Copy out the listing that follows, exact in every word, and skip the images.
— start of Task input —
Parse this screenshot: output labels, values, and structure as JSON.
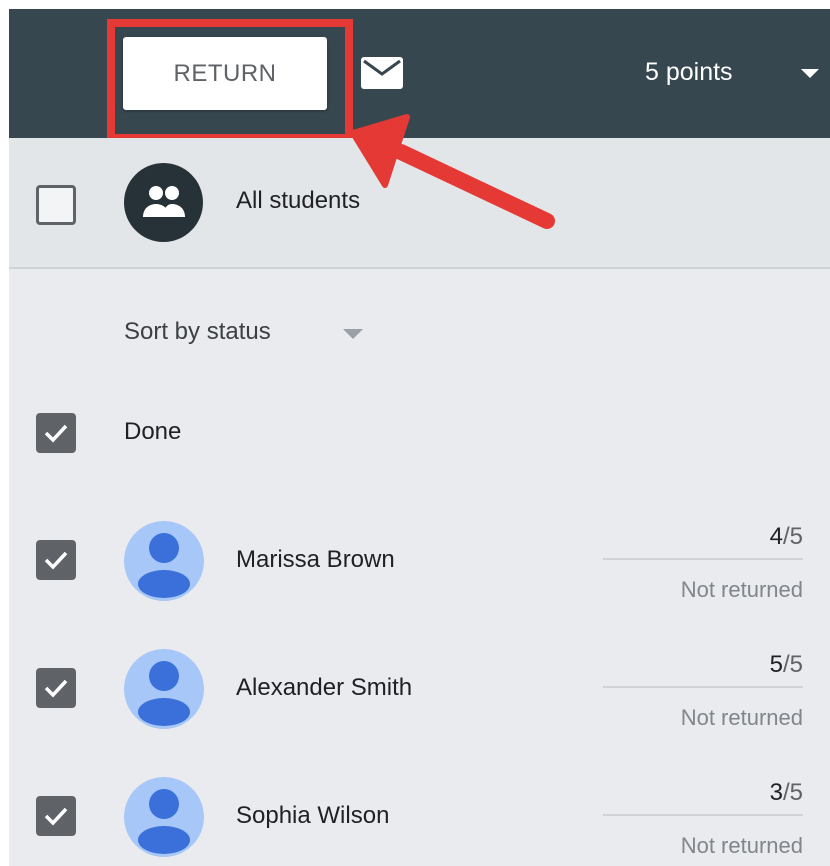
{
  "toolbar": {
    "return_label": "RETURN",
    "points_label": "5 points"
  },
  "all_students": {
    "label": "All students"
  },
  "sort": {
    "label": "Sort by status"
  },
  "group": {
    "label": "Done"
  },
  "students": [
    {
      "name": "Marissa Brown",
      "score": "4",
      "max": "/5",
      "status": "Not returned"
    },
    {
      "name": "Alexander Smith",
      "score": "5",
      "max": "/5",
      "status": "Not returned"
    },
    {
      "name": "Sophia Wilson",
      "score": "3",
      "max": "/5",
      "status": "Not returned"
    }
  ],
  "colors": {
    "toolbar_bg": "#37474f",
    "highlight": "#e53935",
    "avatar_bg": "#a7c7f9",
    "avatar_fg": "#3b6fd9"
  },
  "icons": [
    "mail-icon",
    "dropdown-caret-icon",
    "group-icon",
    "checkbox-check-icon",
    "person-avatar-icon",
    "annotation-arrow"
  ]
}
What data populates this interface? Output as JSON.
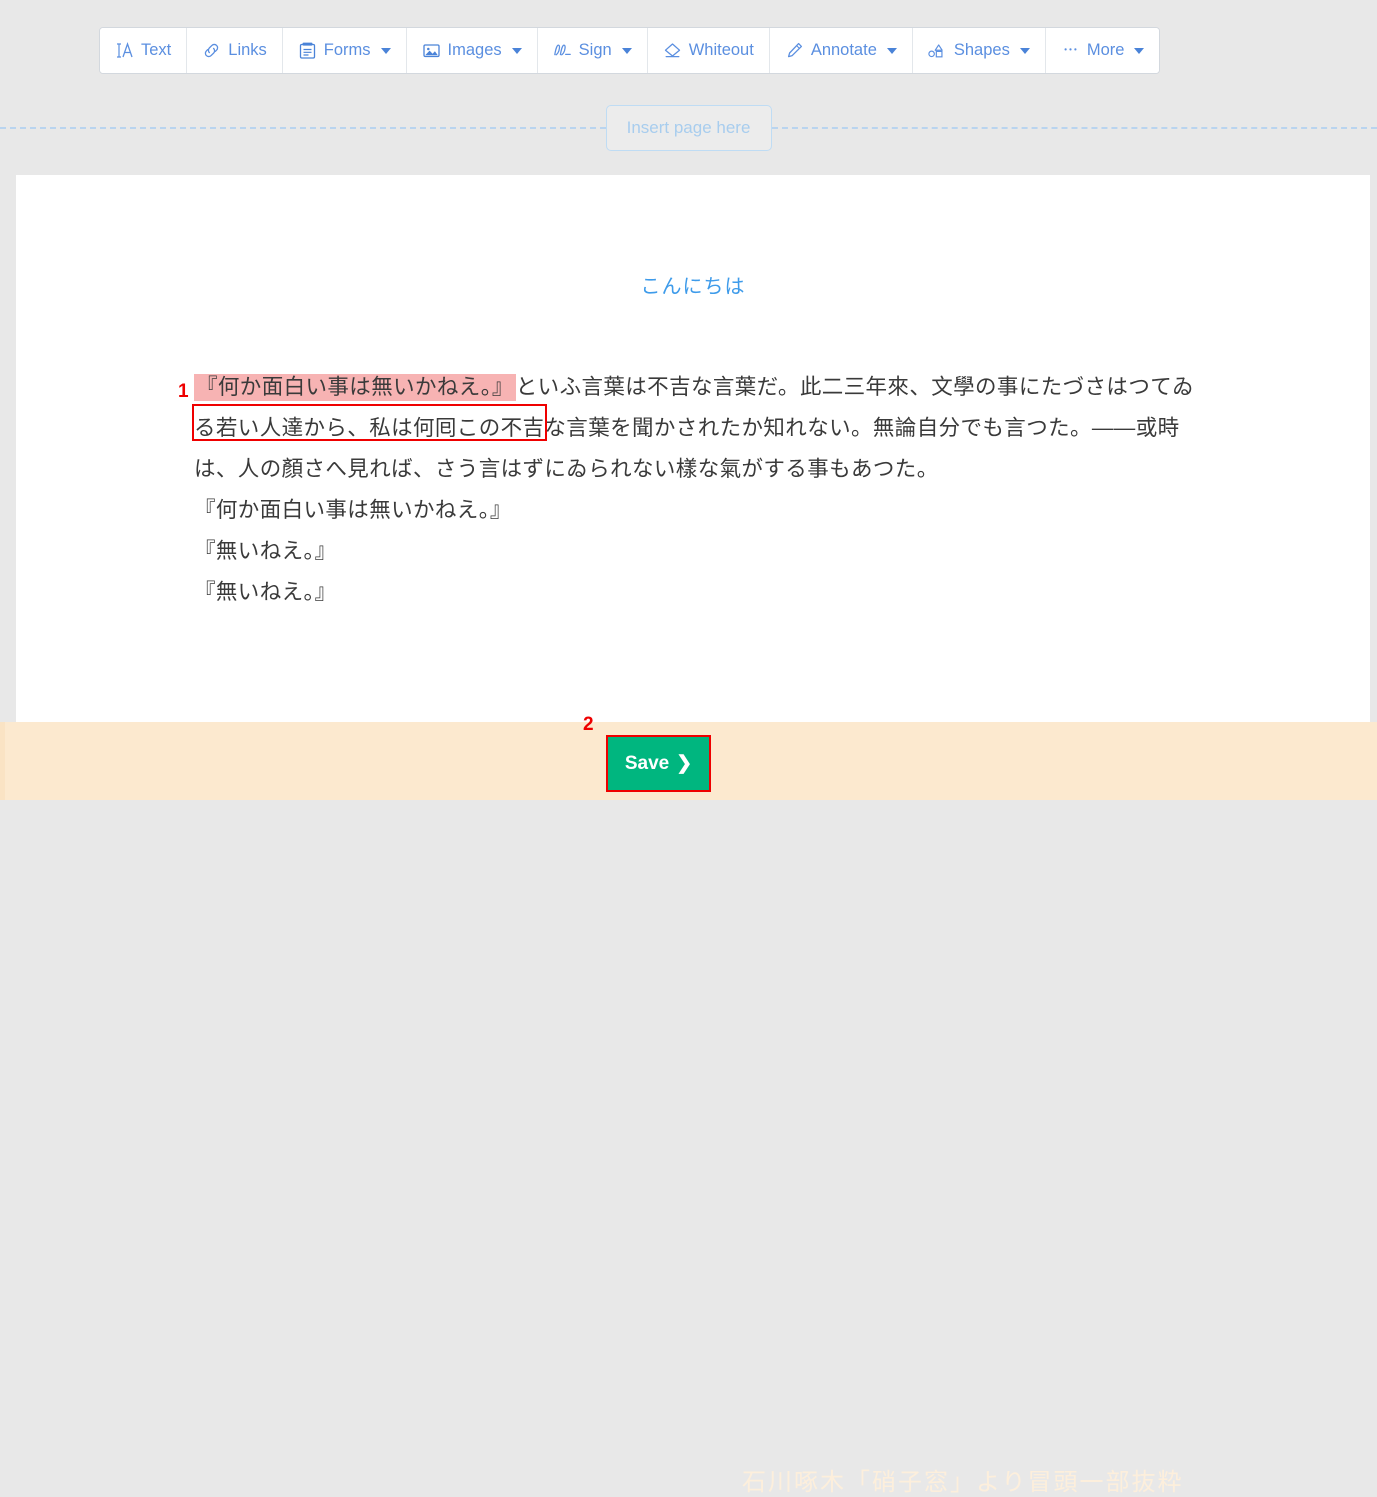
— end of Task input —
_Correct answer_:
Parse this screenshot: output labels, values, and structure as JSON.
{
  "toolbar": {
    "return_label": "RETURN",
    "points_label": "5 points"
  },
  "all_students": {
    "label": "All students"
  },
  "sort": {
    "label": "Sort by status"
  },
  "group": {
    "label": "Done"
  },
  "students": [
    {
      "name": "Marissa Brown",
      "score": "4",
      "max": "/5",
      "status": "Not returned"
    },
    {
      "name": "Alexander Smith",
      "score": "5",
      "max": "/5",
      "status": "Not returned"
    },
    {
      "name": "Sophia Wilson",
      "score": "3",
      "max": "/5",
      "status": "Not returned"
    }
  ],
  "colors": {
    "toolbar_bg": "#37474f",
    "highlight": "#e53935",
    "avatar_bg": "#a7c7f9",
    "avatar_fg": "#3b6fd9"
  },
  "icons": [
    "mail-icon",
    "dropdown-caret-icon",
    "group-icon",
    "checkbox-check-icon",
    "person-avatar-icon",
    "annotation-arrow"
  ]
}
What data populates this interface? Output as JSON.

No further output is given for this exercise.